Retype every entry in its entirety, without alteration.

[start Recorded information]

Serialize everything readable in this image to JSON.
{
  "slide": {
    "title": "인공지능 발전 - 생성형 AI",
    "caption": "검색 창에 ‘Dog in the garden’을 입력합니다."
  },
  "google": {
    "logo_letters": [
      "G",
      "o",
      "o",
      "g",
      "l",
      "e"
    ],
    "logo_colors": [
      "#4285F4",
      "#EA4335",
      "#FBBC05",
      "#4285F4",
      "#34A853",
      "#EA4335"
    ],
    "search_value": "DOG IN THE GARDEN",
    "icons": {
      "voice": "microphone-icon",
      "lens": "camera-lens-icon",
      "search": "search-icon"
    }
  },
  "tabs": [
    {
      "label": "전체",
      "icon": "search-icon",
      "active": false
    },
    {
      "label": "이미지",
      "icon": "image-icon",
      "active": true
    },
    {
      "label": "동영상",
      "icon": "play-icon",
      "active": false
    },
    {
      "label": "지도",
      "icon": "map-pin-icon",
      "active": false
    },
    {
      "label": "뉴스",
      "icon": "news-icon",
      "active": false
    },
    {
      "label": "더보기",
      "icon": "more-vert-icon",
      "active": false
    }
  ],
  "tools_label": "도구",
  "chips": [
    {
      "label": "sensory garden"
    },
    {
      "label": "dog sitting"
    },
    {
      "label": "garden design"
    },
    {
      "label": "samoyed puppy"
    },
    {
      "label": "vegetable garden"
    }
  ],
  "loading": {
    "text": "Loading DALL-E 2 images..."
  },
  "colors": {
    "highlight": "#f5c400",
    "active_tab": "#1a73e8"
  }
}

[end Recorded information]

◆ Complete response:
Serialize everything readable in this image to JSON.
{
  "slide": {
    "title": "인공지능 발전 - 생성형 AI",
    "caption": "검색 창에 ‘Dog in the garden’을 입력합니다."
  },
  "google": {
    "logo_letters": [
      "G",
      "o",
      "o",
      "g",
      "l",
      "e"
    ],
    "logo_colors": [
      "#4285F4",
      "#EA4335",
      "#FBBC05",
      "#4285F4",
      "#34A853",
      "#EA4335"
    ],
    "search_value": "DOG IN THE GARDEN",
    "icons": {
      "voice": "microphone-icon",
      "lens": "camera-lens-icon",
      "search": "search-icon"
    }
  },
  "tabs": [
    {
      "label": "전체",
      "icon": "search-icon",
      "active": false
    },
    {
      "label": "이미지",
      "icon": "image-icon",
      "active": true
    },
    {
      "label": "동영상",
      "icon": "play-icon",
      "active": false
    },
    {
      "label": "지도",
      "icon": "map-pin-icon",
      "active": false
    },
    {
      "label": "뉴스",
      "icon": "news-icon",
      "active": false
    },
    {
      "label": "더보기",
      "icon": "more-vert-icon",
      "active": false
    }
  ],
  "tools_label": "도구",
  "chips": [
    {
      "label": "sensory garden"
    },
    {
      "label": "dog sitting"
    },
    {
      "label": "garden design"
    },
    {
      "label": "samoyed puppy"
    },
    {
      "label": "vegetable garden"
    }
  ],
  "loading": {
    "text": "Loading DALL-E 2 images..."
  },
  "colors": {
    "highlight": "#f5c400",
    "active_tab": "#1a73e8"
  }
}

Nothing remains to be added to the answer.